● WHAT IS ASKED
1. Transcribe the cube-painting puzzle from "A large white" to "the correct orientation.".
2. List every kind of small cube that the hint in the cube-painting puzzle names.
3. Using the cube-painting puzzle, say whether each statement agrees with it, and quote the words that decide it:
(a) The painted cube is cut into 27 identical smaller cubes.
(b) The man who reassembles the cubes can feel the paint.
(c) Without taking orientation into account, there are 27 ways to reassemble the small cubes into a big cube.

Hard combinatorics and probability question.
A large white cube is painted red, and then cut into $27$ identical smaller cubes. These smaller cubes are shuffled randomly.
A blind man (who also cannot feel the paint) reassembles the small cubes into a large one. What is the probability that the outside of this large cube is completely red?
Solution 1:
Hint: Try to find first the probability that the corner cubes are put into the corners, the face cubes into the faces and the edge cubes into the edges. Then the probability that they have the correct orientation.
Complete answer:
First, number the small cubes to make them distinguishable.
Without taking into account the orientation of the smaller cubes, there are 27! possible ways to reassemble them into a big cube.

● PROVIDED DATA

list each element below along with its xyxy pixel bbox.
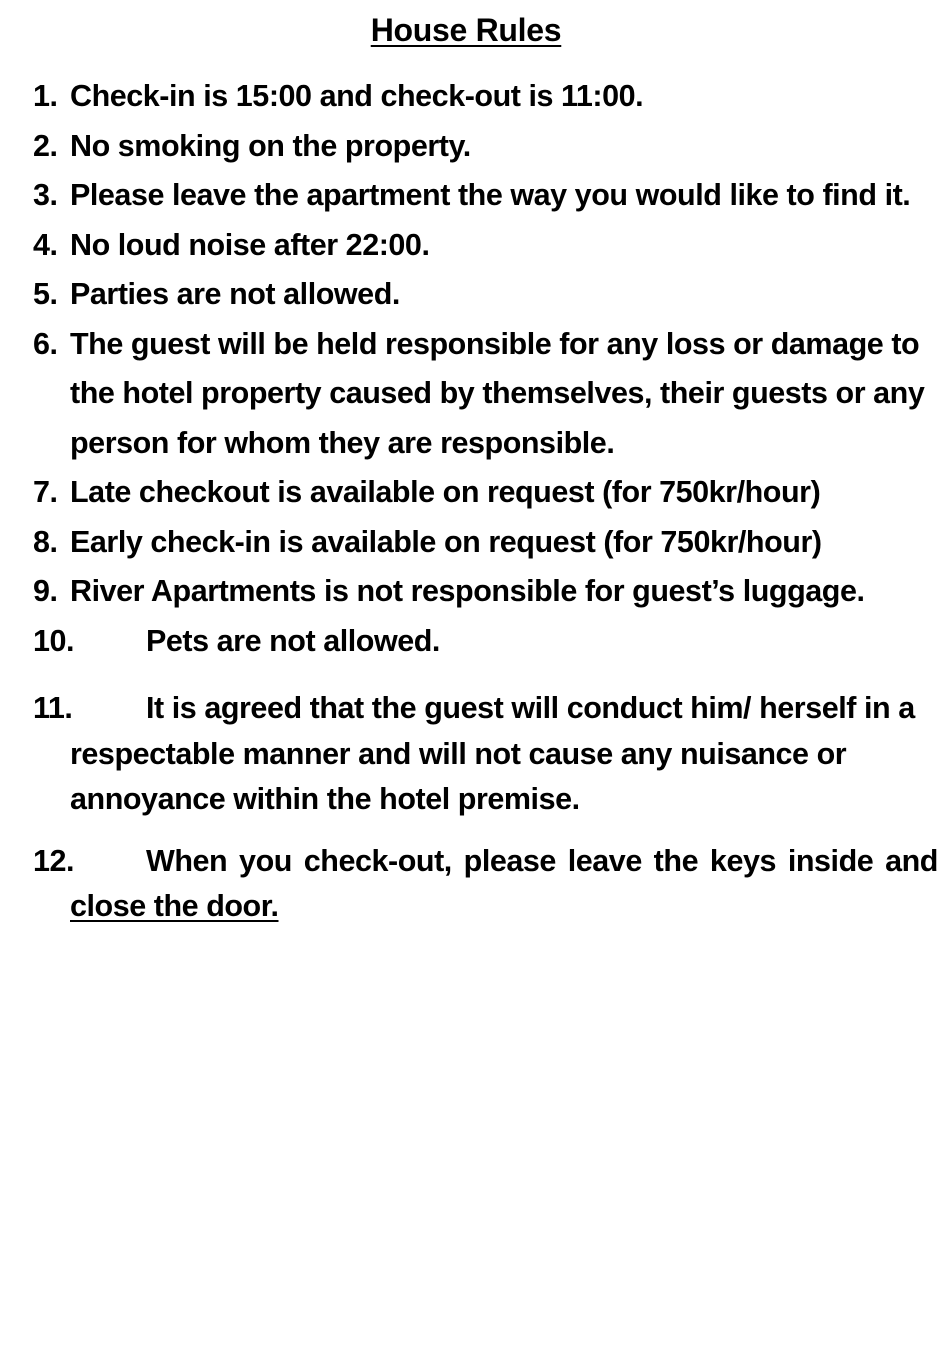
rule-number: 6. xyxy=(33,326,58,361)
rule-text: Pets are not allowed. xyxy=(146,623,440,658)
rule-text: No smoking on the property. xyxy=(70,128,471,163)
rule-number: 4. xyxy=(33,227,58,262)
rule-item-9 xyxy=(33,567,938,617)
rule-text: No loud noise after 22:00. xyxy=(70,227,430,262)
rule-text: Parties are not allowed. xyxy=(70,277,400,311)
rule-text: River Apartments is not responsible for guest’s luggage. xyxy=(70,574,865,608)
rule-item-12 xyxy=(33,839,938,930)
rule-text: When you check-out, please leave the keys inside and xyxy=(146,843,938,878)
rule-underlined-text: close the door. xyxy=(70,889,279,923)
rule-number: 7. xyxy=(33,475,58,509)
rule-text: Late checkout is available on request (for 750kr/hour) xyxy=(70,475,821,509)
rule-text: Check-in is 15:00 and check-out is 11:00. xyxy=(70,79,644,113)
title-text: House Rules xyxy=(370,12,562,48)
rule-item-8 xyxy=(33,518,938,568)
rule-item-3 xyxy=(33,171,938,221)
rule-number: 3. xyxy=(33,178,58,212)
rule-item-1 xyxy=(33,72,938,122)
rule-item-2 xyxy=(33,122,938,172)
rule-text: Early check-in is available on request (for 750kr/hour) xyxy=(70,524,822,559)
rule-number: 2. xyxy=(33,128,58,163)
rule-number: 8. xyxy=(33,524,58,559)
rule-number: 10. xyxy=(33,623,75,658)
rule-item-5 xyxy=(33,270,938,320)
rule-number: 1. xyxy=(33,79,58,113)
rule-item-4 xyxy=(33,221,938,271)
rule-text: Please leave the apartment the way you would like to find it. xyxy=(70,178,911,212)
rule-number: 9. xyxy=(33,574,58,608)
rule-text: The guest will be held responsible for any loss or damage to the hotel property caused by themselves, their guests or any person for whom they are responsible. xyxy=(70,326,925,460)
rule-number: 11. xyxy=(33,691,73,725)
rule-number: 12. xyxy=(33,843,75,878)
rule-item-7 xyxy=(33,468,938,518)
page-title xyxy=(0,8,932,52)
rule-item-11 xyxy=(33,686,938,823)
rule-item-10 xyxy=(33,617,938,667)
rule-text: It is agreed that the guest will conduct him/ herself in a respectable manner and will not cause any nuisance or annoyance within the hotel premise. xyxy=(70,691,915,816)
rule-item-6 xyxy=(33,320,938,469)
rules-list xyxy=(33,72,938,930)
rule-number: 5. xyxy=(33,277,58,311)
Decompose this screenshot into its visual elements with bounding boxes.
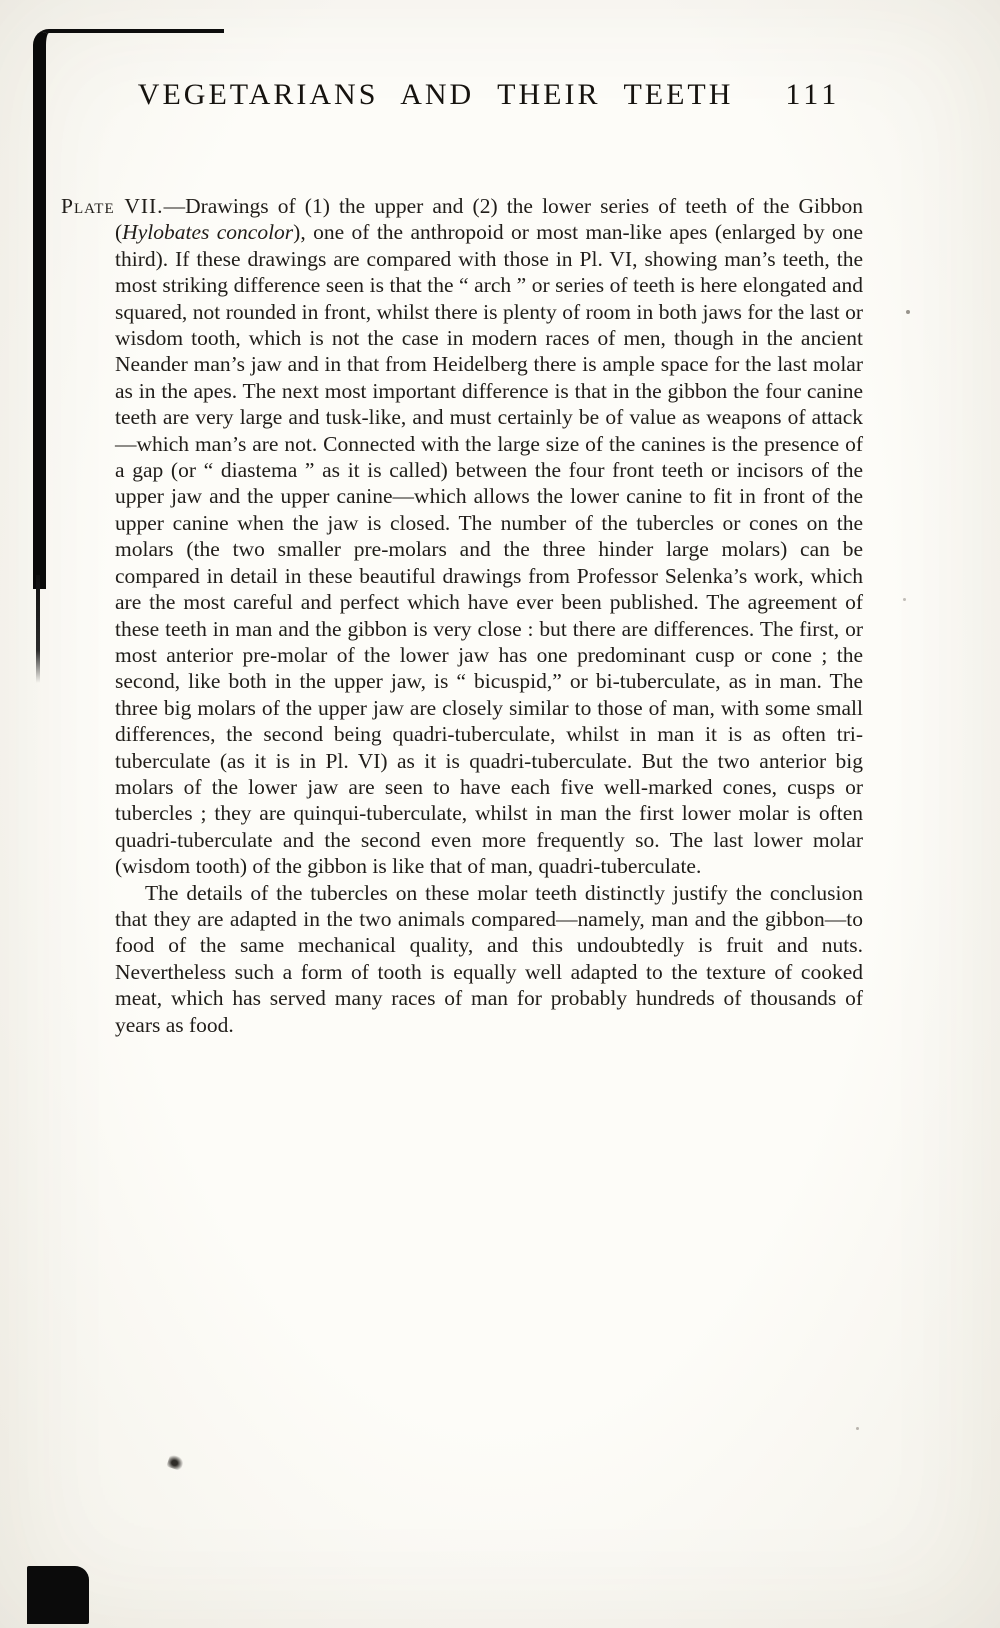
page-title: VEGETARIANS AND THEIR TEETH	[137, 78, 734, 111]
species-name: Hylobates concolor	[122, 220, 294, 245]
page-binding-tail	[36, 575, 40, 683]
ink-mark	[166, 1454, 184, 1471]
plate-text-opening: —Drawings of (1) the upper and (2) the lower series of teeth of the Gibbon (	[115, 194, 863, 245]
details-paragraph: The details of the tubercles on these molar teeth distinctly justify the conclusion that they are adapted in the two animals compared—namely, man and the gibbon—to food of the same mechanical quality, and this undoubtedly is fruit and nuts. Nevertheless such a form of tooth is equally well adapted to the texture of cooked meat, which has served many races of man for probably hundreds of thousands of years as food.	[115, 880, 863, 1037]
plate-description-paragraph	[61, 193, 863, 880]
plate-text-body: ), one of the anthropoid or most man-like apes (enlarged by one third). If these drawings are compared with those in Pl. VI, showing man’s teeth, the most striking difference seen is that the “ arch ” or series of teeth is here elongated and squared, not rounded in front, whilst there is plenty of room in both jaws for the last or wisdom tooth, which is not the case in modern races of men, though in the ancient Neander man’s jaw and in that from Heidelberg there is ample space for the last molar as in the apes. The next most important difference is that in the gibbon the four canine teeth are very large and tusk-like, and must certainly be of value as weapons of attack—which man’s are not. Connected with the large size of the canines is the presence of a gap (or “ diastema ” as it is called) between the four front teeth or incisors of the upper jaw and the upper canine—which allows the lower canine to fit in front of the upper canine when the jaw is closed. The number of the tubercles or cones on the molars (the two smaller pre-molars and the three hinder large molars) can be compared in detail in these beautiful drawings from Professor Selenka’s work, which are the most careful and perfect which have ever been published. The agreement of these teeth in man and the gibbon is very close : but there are differences. The first, or most anterior pre-molar of the lower jaw has one predominant cusp or cone ; the second, like both in the upper jaw, is “ bicuspid,” or bi-tuberculate, as in man. The three big molars of the upper jaw are closely similar to those of man, with some small differences, the second being quadri-tuberculate, whilst in man it is as often tri-tuberculate (as it is in Pl. VI) as it is quadri-tuberculate. But the two anterior big molars of the lower jaw are seen to have each five well-marked cones, cusps or tubercles ; they are quinqui-tuberculate, whilst in man the first lower molar is often quadri-tuberculate and the second even more frequently so. The last lower molar (wisdom tooth) of the gibbon is like that of man, quadri-tuberculate.	[115, 220, 863, 879]
running-header	[115, 78, 863, 112]
ink-speck	[856, 1427, 859, 1430]
body-text	[61, 193, 863, 1038]
ink-speck	[906, 310, 910, 314]
ink-speck	[903, 598, 906, 601]
page-number: 111	[785, 78, 841, 111]
plate-label: Plate VII.	[61, 194, 164, 218]
corner-blot	[27, 1566, 89, 1624]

● TASK-BY-TASK SOLUTIONS
1.
A large white cube is painted red, and then cut into $27$ identical smaller cubes. These smaller cubes are shuffled randomly.
A blind man (who also cannot feel the paint) reassembles the small cubes into a large one. What is the probability that the outside of this large cube is completely red?
Solution 1:
Hint: Try to find first the probability that the corner cubes are put into the corners, the face cubes into the faces and the edge cubes into the edges. Then the probability that they have the correct orientation.

2.
- corner cubes
- face cubes
- edge cubes

3.
(a) Yes: "cut into $27$ identical smaller cubes"
(b) No: "who also cannot feel the paint"
(c) No: "there are 27! possible ways to reassemble them into a big cube"